▶ **Required task**
Every line below must be reproduced exactly. Copy them all.

▶ **Record list**

● ● ●

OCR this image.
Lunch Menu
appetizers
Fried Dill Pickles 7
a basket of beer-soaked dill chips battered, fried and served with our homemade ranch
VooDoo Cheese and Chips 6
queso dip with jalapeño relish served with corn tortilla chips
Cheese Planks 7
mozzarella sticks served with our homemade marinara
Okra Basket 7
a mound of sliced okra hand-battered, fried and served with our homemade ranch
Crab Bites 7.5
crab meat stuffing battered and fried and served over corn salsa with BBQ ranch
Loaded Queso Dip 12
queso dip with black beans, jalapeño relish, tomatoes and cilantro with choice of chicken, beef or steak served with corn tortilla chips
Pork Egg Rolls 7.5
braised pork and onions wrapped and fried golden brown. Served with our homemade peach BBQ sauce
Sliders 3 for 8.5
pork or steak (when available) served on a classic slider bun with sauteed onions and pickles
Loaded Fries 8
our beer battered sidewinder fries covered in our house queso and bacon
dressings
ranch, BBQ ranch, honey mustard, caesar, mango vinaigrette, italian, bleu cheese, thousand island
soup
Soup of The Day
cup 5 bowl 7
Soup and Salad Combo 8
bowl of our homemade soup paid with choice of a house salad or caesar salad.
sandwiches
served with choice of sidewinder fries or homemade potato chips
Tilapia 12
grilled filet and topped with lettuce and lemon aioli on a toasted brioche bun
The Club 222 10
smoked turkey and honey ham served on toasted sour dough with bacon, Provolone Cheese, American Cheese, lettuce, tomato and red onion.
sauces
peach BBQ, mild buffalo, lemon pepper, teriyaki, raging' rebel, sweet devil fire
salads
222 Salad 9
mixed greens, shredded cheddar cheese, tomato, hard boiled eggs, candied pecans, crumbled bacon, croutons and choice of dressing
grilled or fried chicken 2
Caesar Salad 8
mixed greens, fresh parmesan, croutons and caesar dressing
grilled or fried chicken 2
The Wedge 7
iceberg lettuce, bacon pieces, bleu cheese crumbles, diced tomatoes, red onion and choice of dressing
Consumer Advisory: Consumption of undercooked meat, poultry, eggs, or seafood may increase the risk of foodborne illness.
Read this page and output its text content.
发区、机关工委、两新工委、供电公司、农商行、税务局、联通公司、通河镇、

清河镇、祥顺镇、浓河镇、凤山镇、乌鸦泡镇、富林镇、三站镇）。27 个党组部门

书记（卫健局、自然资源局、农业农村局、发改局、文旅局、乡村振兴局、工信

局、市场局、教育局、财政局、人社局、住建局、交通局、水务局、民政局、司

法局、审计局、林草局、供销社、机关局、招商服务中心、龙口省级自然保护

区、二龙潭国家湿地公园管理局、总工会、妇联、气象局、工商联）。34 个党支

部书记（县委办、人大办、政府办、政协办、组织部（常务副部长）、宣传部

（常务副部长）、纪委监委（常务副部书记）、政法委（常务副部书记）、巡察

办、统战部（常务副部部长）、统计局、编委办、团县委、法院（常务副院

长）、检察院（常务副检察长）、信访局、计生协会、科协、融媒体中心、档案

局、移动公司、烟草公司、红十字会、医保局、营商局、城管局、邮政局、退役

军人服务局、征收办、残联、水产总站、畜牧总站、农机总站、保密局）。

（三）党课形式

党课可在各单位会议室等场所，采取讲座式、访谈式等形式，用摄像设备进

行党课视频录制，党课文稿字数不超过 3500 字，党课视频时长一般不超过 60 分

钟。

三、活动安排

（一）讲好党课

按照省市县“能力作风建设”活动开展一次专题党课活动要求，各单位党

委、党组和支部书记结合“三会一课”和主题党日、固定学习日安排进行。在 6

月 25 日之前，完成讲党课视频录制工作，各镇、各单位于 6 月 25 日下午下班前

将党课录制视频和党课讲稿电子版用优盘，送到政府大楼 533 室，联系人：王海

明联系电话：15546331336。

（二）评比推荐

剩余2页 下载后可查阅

● ● ●

▶ **Exercise response**
OCR this image.
Lunch Menu
appetizers
Fried Dill Pickles 7
a basket of beer-soaked dill chips battered, fried and served with our homemade ranch
VooDoo Cheese and Chips 6
queso dip with jalapeño relish served with corn tortilla chips
Cheese Planks 7
mozzarella sticks served with our homemade marinara
Okra Basket 7
a mound of sliced okra hand-battered, fried and served with our homemade ranch
Crab Bites 7.5
crab meat stuffing battered and fried and served over corn salsa with BBQ ranch
Loaded Queso Dip 12
queso dip with black beans, jalapeño relish, tomatoes and cilantro with choice of chicken, beef or steak served with corn tortilla chips
Pork Egg Rolls 7.5
braised pork and onions wrapped and fried golden brown. Served with our homemade peach BBQ sauce
Sliders 3 for 8.5
pork or steak (when available) served on a classic slider bun with sauteed onions and pickles
Loaded Fries 8
our beer battered sidewinder fries covered in our house queso and bacon
dressings
ranch, BBQ ranch, honey mustard, caesar, mango vinaigrette, italian, bleu cheese, thousand island
soup
Soup of The Day
cup 5 bowl 7
Soup and Salad Combo 8
bowl of our homemade soup paid with choice of a house salad or caesar salad.
sandwiches
served with choice of sidewinder fries or homemade potato chips
Tilapia 12
grilled filet and topped with lettuce and lemon aioli on a toasted brioche bun
The Club 222 10
smoked turkey and honey ham served on toasted sour dough with bacon, Provolone Cheese, American Cheese, lettuce, tomato and red onion.
sauces
peach BBQ, mild buffalo, lemon pepper, teriyaki, raging' rebel, sweet devil fire
salads
222 Salad 9
mixed greens, shredded cheddar cheese, tomato, hard boiled eggs, candied pecans, crumbled bacon, croutons and choice of dressing
grilled or fried chicken 2
Caesar Salad 8
mixed greens, fresh parmesan, croutons and caesar dressing
grilled or fried chicken 2
The Wedge 7
iceberg lettuce, bacon pieces, bleu cheese crumbles, diced tomatoes, red onion and choice of dressing
Consumer Advisory: Consumption of undercooked meat, poultry, eggs, or seafood may increase the risk of foodborne illness.
Read this page and output its text content.
发区、机关工委、两新工委、供电公司、农商行、税务局、联通公司、通河镇、

清河镇、祥顺镇、浓河镇、凤山镇、乌鸦泡镇、富林镇、三站镇）。27 个党组部门

书记（卫健局、自然资源局、农业农村局、发改局、文旅局、乡村振兴局、工信

局、市场局、教育局、财政局、人社局、住建局、交通局、水务局、民政局、司

法局、审计局、林草局、供销社、机关局、招商服务中心、龙口省级自然保护

区、二龙潭国家湿地公园管理局、总工会、妇联、气象局、工商联）。34 个党支

部书记（县委办、人大办、政府办、政协办、组织部（常务副部长）、宣传部

（常务副部长）、纪委监委（常务副部书记）、政法委（常务副部书记）、巡察

办、统战部（常务副部部长）、统计局、编委办、团县委、法院（常务副院

长）、检察院（常务副检察长）、信访局、计生协会、科协、融媒体中心、档案

局、移动公司、烟草公司、红十字会、医保局、营商局、城管局、邮政局、退役

军人服务局、征收办、残联、水产总站、畜牧总站、农机总站、保密局）。

（三）党课形式

党课可在各单位会议室等场所，采取讲座式、访谈式等形式，用摄像设备进

行党课视频录制，党课文稿字数不超过 3500 字，党课视频时长一般不超过 60 分

钟。

三、活动安排

（一）讲好党课

按照省市县“能力作风建设”活动开展一次专题党课活动要求，各单位党

委、党组和支部书记结合“三会一课”和主题党日、固定学习日安排进行。在 6

月 25 日之前，完成讲党课视频录制工作，各镇、各单位于 6 月 25 日下午下班前

将党课录制视频和党课讲稿电子版用优盘，送到政府大楼 533 室，联系人：王海

明联系电话：15546331336。

（二）评比推荐

剩余2页 下载后可查阅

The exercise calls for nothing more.